SET TASK:
Search the listing below for the word "pasan" and copy each line that holds it.

Dataset items
▼

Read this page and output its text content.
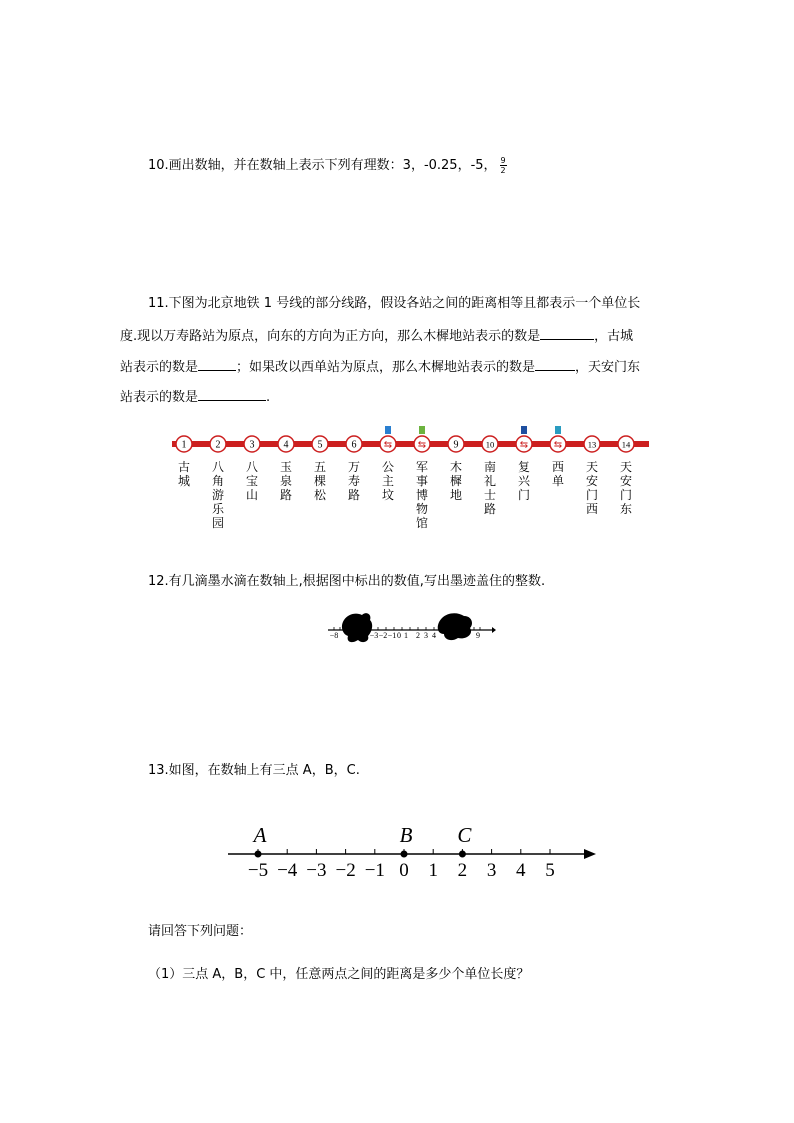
10.画出数轴，并在数轴上表示下列有理数：3，-0.25，-5， $\frac{9}{2}$
11.下图为北京地铁 1 号线的部分线路，假设各站之间的距离相等且都表示一个单位长
度.现以万寿路站为原点，向东的方向为正方向，那么木樨地站表示的数是	，古城
站表示的数是	；如果改以西单站为原点，那么木樨地站表示的数是	，天安门东
站表示的数是	.
1	2	3	4	5	6	⇆	⇆	9	10	⇆	⇆	13	14
古城
八角游乐园
八宝山
玉泉路
五棵松
万寿路
公主坟
军事博物馆
木樨地
南礼士路
复兴门
西单
天安门西
天安门东
12.有几滴墨水滴在数轴上,根据图中标出的数值,写出墨迹盖住的整数.
−8	−3 −2 −1 0 1 2 3 4	9
13.如图，在数轴上有三点 A，B，C.
−5 −4 −3 −2 −1 0 1 2 3 4 5
A	B C
请回答下列问题：
（1）三点 A，B，C 中，任意两点之间的距离是多少个单位长度？
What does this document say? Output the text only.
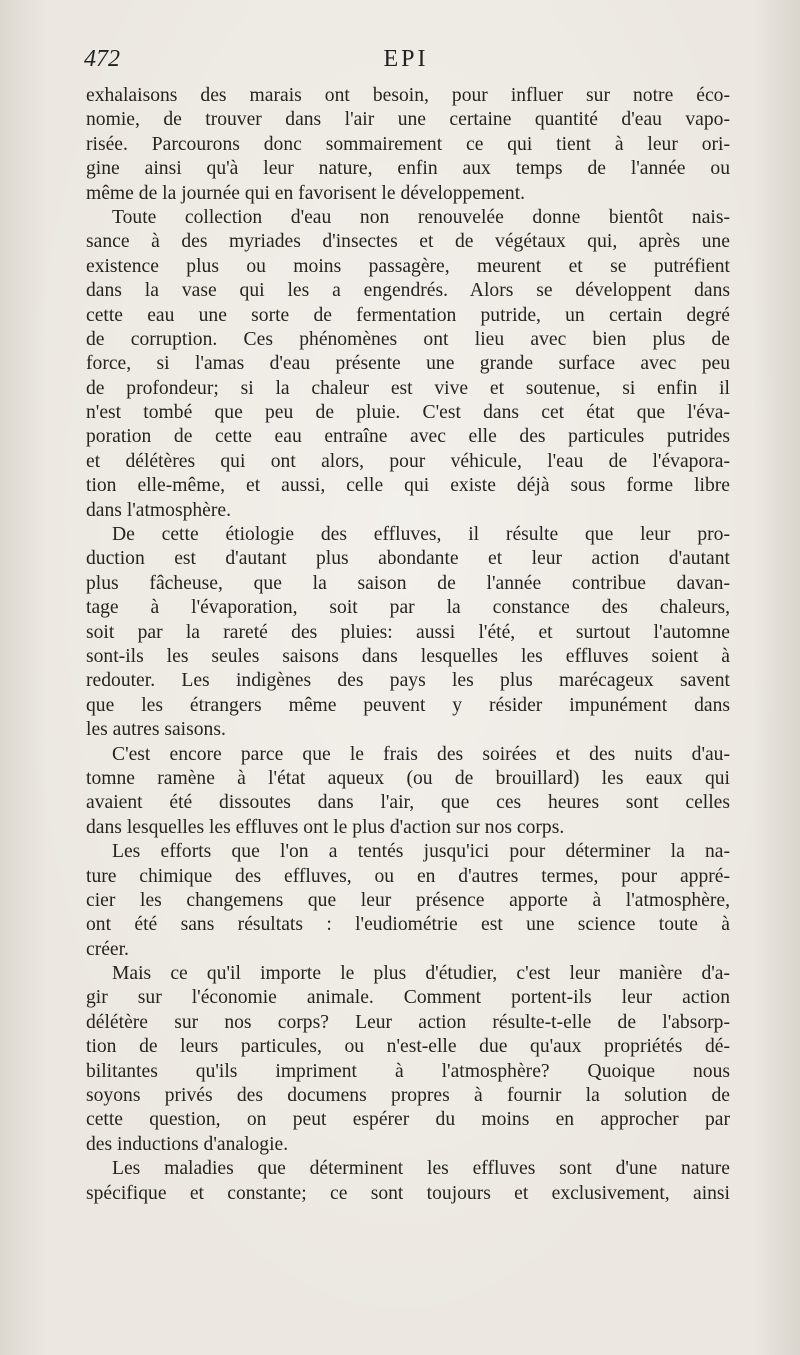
472	EPI
exhalaisons des marais ont besoin, pour influer sur notre éco-
nomie, de trouver dans l'air une certaine quantité d'eau vapo-
risée. Parcourons donc sommairement ce qui tient à leur ori-
gine ainsi qu'à leur nature, enfin aux temps de l'année ou
même de la journée qui en favorisent le développement.
Toute collection d'eau non renouvelée donne bientôt nais-
sance à des myriades d'insectes et de végétaux qui, après une
existence plus ou moins passagère, meurent et se putréfient
dans la vase qui les a engendrés. Alors se développent dans
cette eau une sorte de fermentation putride, un certain degré
de corruption. Ces phénomènes ont lieu avec bien plus de
force, si l'amas d'eau présente une grande surface avec peu
de profondeur; si la chaleur est vive et soutenue, si enfin il
n'est tombé que peu de pluie. C'est dans cet état que l'éva-
poration de cette eau entraîne avec elle des particules putrides
et délétères qui ont alors, pour véhicule, l'eau de l'évapora-
tion elle-même, et aussi, celle qui existe déjà sous forme libre
dans l'atmosphère.
De cette étiologie des effluves, il résulte que leur pro-
duction est d'autant plus abondante et leur action d'autant
plus fâcheuse, que la saison de l'année contribue davan-
tage à l'évaporation, soit par la constance des chaleurs,
soit par la rareté des pluies: aussi l'été, et surtout l'automne
sont-ils les seules saisons dans lesquelles les effluves soient à
redouter. Les indigènes des pays les plus marécageux savent
que les étrangers même peuvent y résider impunément dans
les autres saisons.
C'est encore parce que le frais des soirées et des nuits d'au-
tomne ramène à l'état aqueux (ou de brouillard) les eaux qui
avaient été dissoutes dans l'air, que ces heures sont celles
dans lesquelles les effluves ont le plus d'action sur nos corps.
Les efforts que l'on a tentés jusqu'ici pour déterminer la na-
ture chimique des effluves, ou en d'autres termes, pour appré-
cier les changemens que leur présence apporte à l'atmosphère,
ont été sans résultats : l'eudiométrie est une science toute à
créer.
Mais ce qu'il importe le plus d'étudier, c'est leur manière d'a-
gir sur l'économie animale. Comment portent-ils leur action
délétère sur nos corps? Leur action résulte-t-elle de l'absorp-
tion de leurs particules, ou n'est-elle due qu'aux propriétés dé-
bilitantes qu'ils impriment à l'atmosphère? Quoique nous
soyons privés des documens propres à fournir la solution de
cette question, on peut espérer du moins en approcher par
des inductions d'analogie.
Les maladies que déterminent les effluves sont d'une nature
spécifique et constante; ce sont toujours et exclusivement, ainsi
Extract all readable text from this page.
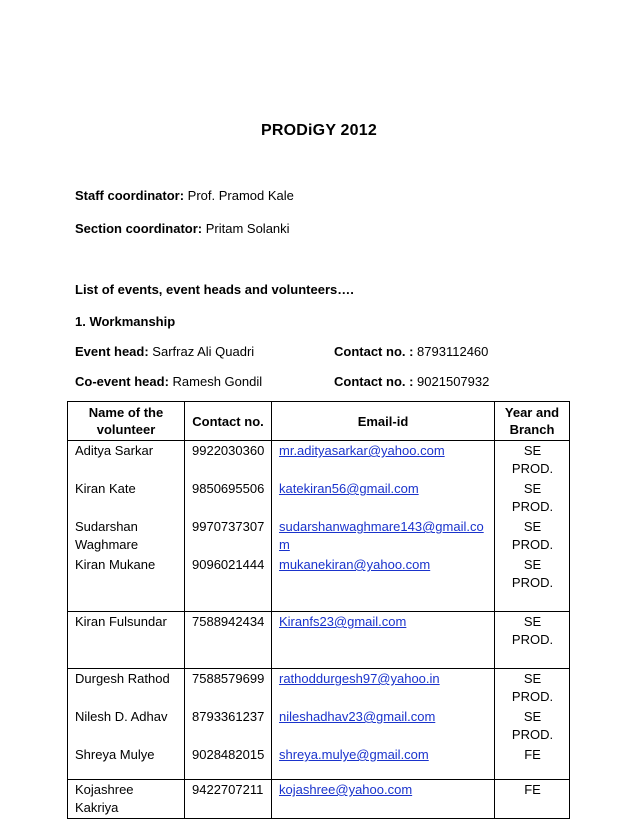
PRODiGY 2012
Staff coordinator: Prof. Pramod Kale
Section coordinator: Pritam Solanki
List of events, event heads and volunteers….
1. Workmanship
Event head: Sarfraz Ali Quadri	Contact no. : 8793112460
Co-event head: Ramesh Gondil	Contact no. : 9021507932
Name of the volunteer	Contact no.	Email-id	Year and Branch
Aditya Sarkar	9922030360	mr.adityasarkar@yahoo.com	SE PROD.
Kiran Kate	9850695506	katekiran56@gmail.com	SE PROD.
Sudarshan Waghmare	9970737307	sudarshanwaghmare143@gmail.com	SE PROD.
Kiran Mukane	9096021444	mukanekiran@yahoo.com	SE PROD.

Kiran Fulsundar	7588942434	Kiranfs23@gmail.com	SE PROD.

Durgesh Rathod	7588579699	rathoddurgesh97@yahoo.in	SE PROD.
Nilesh D. Adhav	8793361237	nileshadhav23@gmail.com	SE PROD.
Shreya Mulye	9028482015	shreya.mulye@gmail.com	FE
Kojashree Kakriya	9422707211	kojashree@yahoo.com	FE
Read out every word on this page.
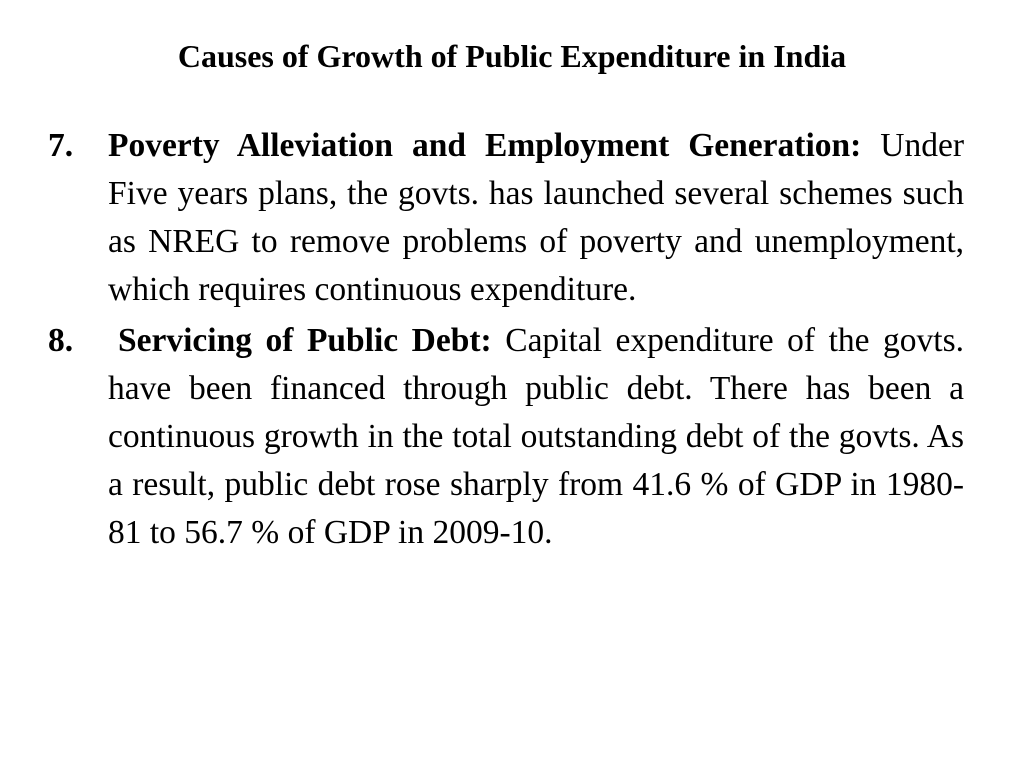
Causes of Growth of Public Expenditure in India
7. Poverty Alleviation and Employment Generation: Under Five years plans, the govts. has launched several schemes such as NREG to remove problems of poverty and unemployment, which requires continuous expenditure.
8. Servicing of Public Debt: Capital expenditure of the govts. have been financed through public debt. There has been a continuous growth in the total outstanding debt of the govts. As a result, public debt rose sharply from 41.6 % of GDP in 1980-81 to 56.7 % of GDP in 2009-10.
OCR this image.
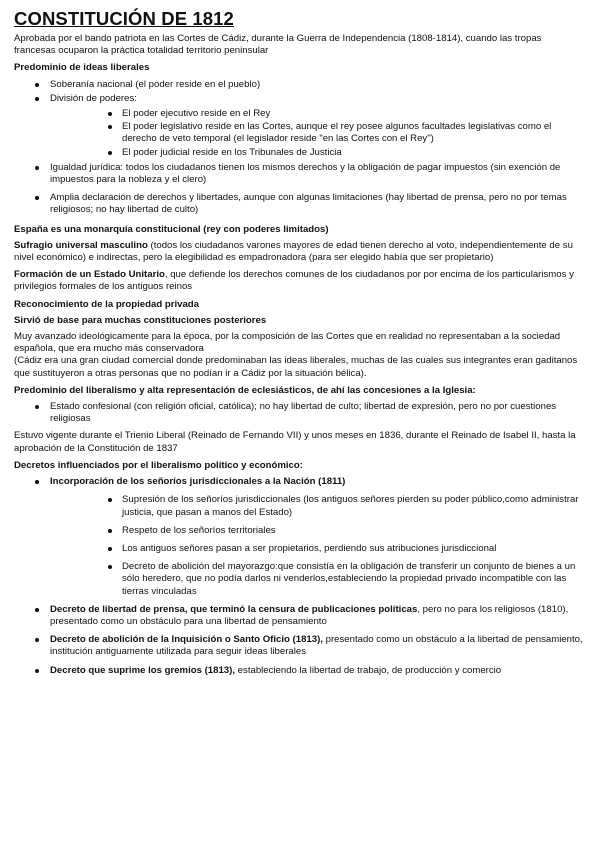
CONSTITUCIÓN DE 1812

Aprobada por el bando patriota en las Cortes de Cádiz, durante la Guerra de Independencia (1808-1814), cuando las tropas francesas ocuparon la práctica totalidad territorio peninsular

Predominio de ideas liberales
Soberanía nacional (el poder reside en el pueblo)
División de poderes:
El poder ejecutivo reside en el Rey
El poder legislativo reside en las Cortes, aunque el rey posee algunos facultades legislativas como el derecho de veto temporal (el legislador reside "en las Cortes con el Rey")
El poder judicial reside en los Tribunales de Justicia
Igualdad jurídica: todos los ciudadanos tienen los mismos derechos y la obligación de pagar impuestos (sin exención de impuestos para la nobleza y el clero)
Amplia declaración de derechos y libertades, aunque con algunas limitaciones (hay libertad de prensa, pero no por temas religiosos; no hay libertad de culto)
España es una monarquía constitucional (rey con poderes limitados)

Sufragio universal masculino (todos los ciudadanos varones mayores de edad tienen derecho al voto, independientemente de su nivel económico) e indirectas, pero la elegibilidad es empadronadora (para ser elegido había que ser propietario)

Formación de un Estado Unitario, que defiende los derechos comunes de los ciudadanos por por encima de los particularismos y privilegios formales de los antiguos reinos

Reconocimiento de la propiedad privada
Sirvió de base para muchas constituciones posteriores

Muy avanzado ideológicamente para la época, por la composición de las Cortes que en realidad no representaban a la sociedad española, que era mucho más conservadora

(Cádiz era una gran ciudad comercial donde predominaban las ideas liberales, muchas de las cuales sus integrantes eran gaditanos que sustituyeron a otras personas que no podían ir a Cádiz por la situación bélica).

Predominio del liberalismo y alta representación de eclesiásticos, de ahí las concesiones a la Iglesia:
Estado confesional (con religión oficial, católica); no hay libertad de culto; libertad de expresión, pero no por cuestiones religiosas

Estuvo vigente durante el Trienio Liberal (Reinado de Fernando VII) y unos meses en 1836, durante el Reinado de Isabel II, hasta la aprobación de la Constitución de 1837

Decretos influenciados por el liberalismo político y económico:
Incorporación de los señoríos jurisdiccionales a la Nación (1811)
Supresión de los señoríos jurisdiccionales (los antiguos señores pierden su poder público,como administrar justicia, que pasan a manos del Estado)
Respeto de los señoríos territoriales
Los antiguos señores pasan a ser propietarios, perdiendo sus atribuciones jurisdiccional
Decreto de abolición del mayorazgo:que consistía en la obligación de transferir un conjunto de bienes a un sólo heredero, que no podía darlos ni venderlos,estableciendo la propiedad privado incompatible con las tierras vinculadas
Decreto de libertad de prensa, que terminó la censura de publicaciones políticas, pero no para los religiosos (1810), presentado como un obstáculo para una libertad de pensamiento
Decreto de abolición de la Inquisición o Santo Oficio (1813), presentado como un obstáculo a la libertad de pensamiento, institución antiguamente utilizada para seguir ideas liberales
Decreto que suprime los gremios (1813), estableciendo la libertad de trabajo, de producción y comercio
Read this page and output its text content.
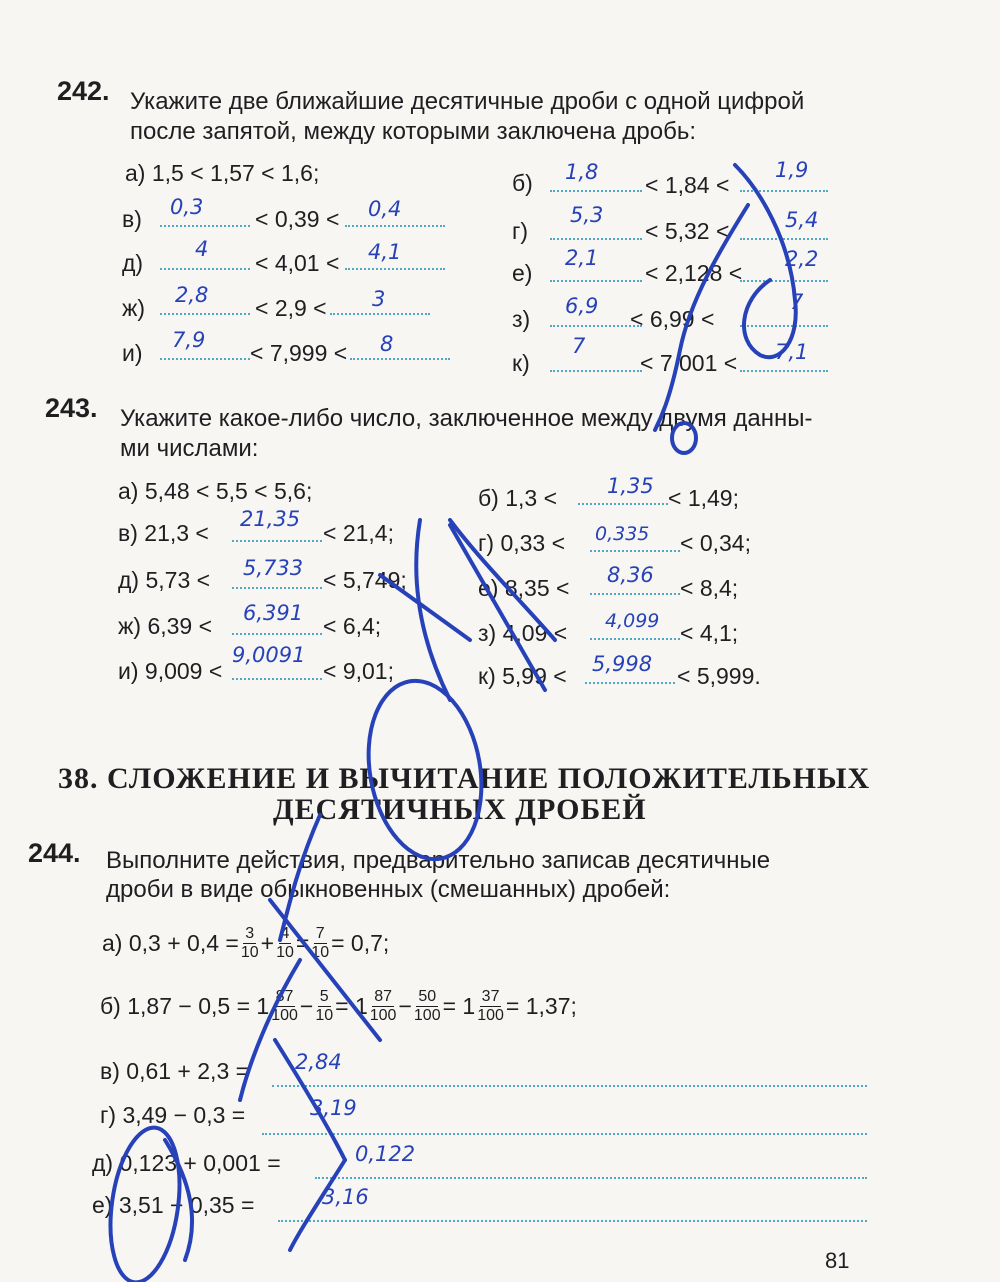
242. Укажите две ближайшие десятичные дроби с одной цифрой
после запятой, между которыми заключена дробь:
а) 1,5 < 1,57 < 1,6;
в) 0,3 < 0,39 < 0,4
д)
4
< 4,01 < 4,1
ж) 2,8 < 2,9 < 3
и) 7,9 < 7,999 < 8
б) 1,8 < 1,84 <
1,9
г)
5,3
< 5,32 <	5,4
е)
2,1
< 2,128 <
2,2
з) 6,9 < 6,99 <
7
к)
7
< 7,001 < 7,1
243. Укажите какое-либо число, заключенное между двумя данны-
ми числами:
а) 5,48 < 5,5 < 5,6;
в) 21,3 <
21,35
< 21,4;
д) 5,73 < 5,733 < 5,749;
ж) 6,39 < 6,391 < 6,4;
и) 9,009 <
9,0091
< 9,01;
б) 1,3 < 1,35 < 1,49;
г) 0,33 < 0,335 < 0,34;
е) 8,35 < 8,36 < 8,4;
з) 4,09 < 4,099 < 4,1;
к) 5,99 < 5,998 < 5,999.
38. СЛОЖЕНИЕ И ВЫЧИТАНИЕ ПОЛОЖИТЕЛЬНЫХ
ДЕСЯТИЧНЫХ ДРОБЕЙ
244. Выполните действия, предварительно записав десятичные
дроби в виде обыкновенных (смешанных) дробей:
а)
$0,3 + 0,4 = \frac{3}{10} + \frac{4}{10} = \frac{7}{10} = 0,7$;
б)
$1,87 - 0,5 = 1 \frac{87}{100} - \frac{5}{10} = 1 \frac{87}{100} - \frac{50}{100} = 1 \frac{37}{100} = 1,37$;
в) 0,61 + 2,3 = 2,84
г) 3,49 − 0,3 =	3,19
д) 0,123 + 0,001 =	0,122
е) 3,51 − 0,35 =	3,16
81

▲

SOLUTION BELOW:
Supresión de los señoríos jurisdiccionales (los antiguos señores pierden su poder público,como administrar justicia, que pasan a manos del Estado)
Los antiguos señores pasan a ser propietarios, perdiendo sus atribuciones jurisdiccional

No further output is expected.